(Exercise set):
- a) Answer these questions from the text on automation principals and server management:
(i) How many approaches can you use on Windows servers?
(ii) Under user privilege mapping, through what are users granted permissions on managed servers?
(iii) What kind of command does the RSCD agent use on UNIX servers to impersonate a user?
- b) Can you repeat the stretch of the text on automation principals and server management from "- On Windows" through "the automation principal.", word for word?

(Excerpt provided):
-- Opening Marker --

Automation principals and server management
When using TrueSight Server Automation to perform actions on a managed server, you must be granted privileges to act on that server. The approach for granting these privileges varies between Microsoft Windows and UNIX servers.
- On Windows servers, you can use two possible approaches:
- Windows user mapping — The operating system on a managed Windows server can recognize the identity encapsulated in an automation principal. When TrueSight Server Automation performs an action on a managed server, the system can map one or more roles to an automation principal, in effect mapping those roles to the identity defined in the automation principal.
- User privilege mapping — Users are granted permissions on managed servers through the TrueSight Server Automation configuration files. For more information, see Impersonation-and-privilege-mapping.
- On UNIX servers, the RSCD agent uses a setuid command to fully impersonate a user on the managed server.

-- Closing Marker --

[Recorded data]
-- Opening Marker --

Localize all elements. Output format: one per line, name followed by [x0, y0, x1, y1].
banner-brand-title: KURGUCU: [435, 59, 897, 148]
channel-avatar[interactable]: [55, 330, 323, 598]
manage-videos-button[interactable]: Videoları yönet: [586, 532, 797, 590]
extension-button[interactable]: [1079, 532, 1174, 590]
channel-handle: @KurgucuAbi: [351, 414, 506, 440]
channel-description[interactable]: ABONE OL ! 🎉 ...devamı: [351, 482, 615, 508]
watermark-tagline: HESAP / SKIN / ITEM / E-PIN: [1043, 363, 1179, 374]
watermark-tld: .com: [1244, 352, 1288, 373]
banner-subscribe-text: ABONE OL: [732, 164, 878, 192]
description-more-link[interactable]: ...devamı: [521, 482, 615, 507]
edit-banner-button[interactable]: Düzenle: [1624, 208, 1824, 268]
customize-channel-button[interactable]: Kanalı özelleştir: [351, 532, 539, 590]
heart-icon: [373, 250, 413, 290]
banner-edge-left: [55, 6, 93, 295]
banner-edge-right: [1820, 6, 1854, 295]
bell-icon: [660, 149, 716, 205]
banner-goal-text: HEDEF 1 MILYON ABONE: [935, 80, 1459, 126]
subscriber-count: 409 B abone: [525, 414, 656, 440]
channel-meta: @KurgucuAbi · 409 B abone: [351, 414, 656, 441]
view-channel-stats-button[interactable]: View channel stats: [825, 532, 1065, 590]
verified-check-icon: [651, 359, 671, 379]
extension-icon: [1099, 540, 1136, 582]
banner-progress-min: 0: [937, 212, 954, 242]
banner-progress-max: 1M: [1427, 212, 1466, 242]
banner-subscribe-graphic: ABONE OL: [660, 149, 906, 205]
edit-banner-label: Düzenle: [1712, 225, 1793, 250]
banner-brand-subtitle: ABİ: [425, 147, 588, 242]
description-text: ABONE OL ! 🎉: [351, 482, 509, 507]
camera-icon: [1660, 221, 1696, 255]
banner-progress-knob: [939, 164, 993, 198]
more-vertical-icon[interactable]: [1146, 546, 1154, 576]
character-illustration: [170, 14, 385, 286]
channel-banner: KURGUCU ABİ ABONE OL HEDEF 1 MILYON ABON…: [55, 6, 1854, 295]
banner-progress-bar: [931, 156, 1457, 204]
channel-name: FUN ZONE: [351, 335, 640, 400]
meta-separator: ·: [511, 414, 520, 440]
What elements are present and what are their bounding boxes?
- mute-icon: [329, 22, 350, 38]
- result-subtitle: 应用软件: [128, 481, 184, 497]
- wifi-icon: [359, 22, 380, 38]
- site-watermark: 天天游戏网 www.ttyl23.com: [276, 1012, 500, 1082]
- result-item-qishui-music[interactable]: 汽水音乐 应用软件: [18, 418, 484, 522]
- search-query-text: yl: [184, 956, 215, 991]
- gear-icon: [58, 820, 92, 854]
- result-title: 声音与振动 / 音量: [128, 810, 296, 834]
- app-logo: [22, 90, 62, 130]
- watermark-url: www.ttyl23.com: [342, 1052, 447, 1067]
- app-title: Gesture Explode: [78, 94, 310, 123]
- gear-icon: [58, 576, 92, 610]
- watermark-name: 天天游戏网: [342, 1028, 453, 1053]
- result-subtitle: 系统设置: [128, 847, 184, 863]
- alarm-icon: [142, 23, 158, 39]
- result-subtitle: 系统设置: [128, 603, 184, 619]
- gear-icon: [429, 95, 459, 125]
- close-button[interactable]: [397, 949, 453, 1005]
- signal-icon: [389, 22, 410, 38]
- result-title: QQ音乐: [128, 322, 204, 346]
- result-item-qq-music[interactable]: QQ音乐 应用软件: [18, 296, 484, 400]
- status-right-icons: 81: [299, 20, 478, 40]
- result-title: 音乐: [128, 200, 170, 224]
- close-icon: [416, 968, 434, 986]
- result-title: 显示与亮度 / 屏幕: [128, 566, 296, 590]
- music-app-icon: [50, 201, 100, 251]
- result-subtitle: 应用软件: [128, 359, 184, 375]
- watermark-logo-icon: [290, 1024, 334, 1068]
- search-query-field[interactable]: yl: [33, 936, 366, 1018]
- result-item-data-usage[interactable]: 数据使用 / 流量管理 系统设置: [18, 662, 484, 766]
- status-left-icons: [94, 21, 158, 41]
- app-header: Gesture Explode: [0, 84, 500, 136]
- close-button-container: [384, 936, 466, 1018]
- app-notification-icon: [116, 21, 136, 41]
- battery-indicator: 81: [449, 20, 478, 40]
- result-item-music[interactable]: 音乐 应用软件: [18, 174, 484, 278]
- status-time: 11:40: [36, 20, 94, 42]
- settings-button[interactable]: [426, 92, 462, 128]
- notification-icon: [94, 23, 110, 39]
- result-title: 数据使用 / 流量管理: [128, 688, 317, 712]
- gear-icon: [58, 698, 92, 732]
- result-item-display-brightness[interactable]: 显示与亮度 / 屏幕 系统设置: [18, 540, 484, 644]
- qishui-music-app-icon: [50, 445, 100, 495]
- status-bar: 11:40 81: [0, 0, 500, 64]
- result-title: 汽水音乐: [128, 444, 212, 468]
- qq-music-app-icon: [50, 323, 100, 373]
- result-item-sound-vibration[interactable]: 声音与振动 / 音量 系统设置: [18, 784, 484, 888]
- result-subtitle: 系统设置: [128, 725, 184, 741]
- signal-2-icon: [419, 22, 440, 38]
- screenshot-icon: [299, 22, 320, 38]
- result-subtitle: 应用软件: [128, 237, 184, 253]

-- Closing Marker --

(Responses by item number):
- a)
(i) Two.
(ii) Through the TrueSight Server Automation configuration files.
(iii) A setuid command.

- b)
- On Windows servers, you can use two possible approaches:
- Windows user mapping — The operating system on a managed Windows server can recognize the identity encapsulated in an automation principal. When TrueSight Server Automation performs an action on a managed server, the system can map one or more roles to an automation principal, in effect mapping those roles to the identity defined in the automation principal.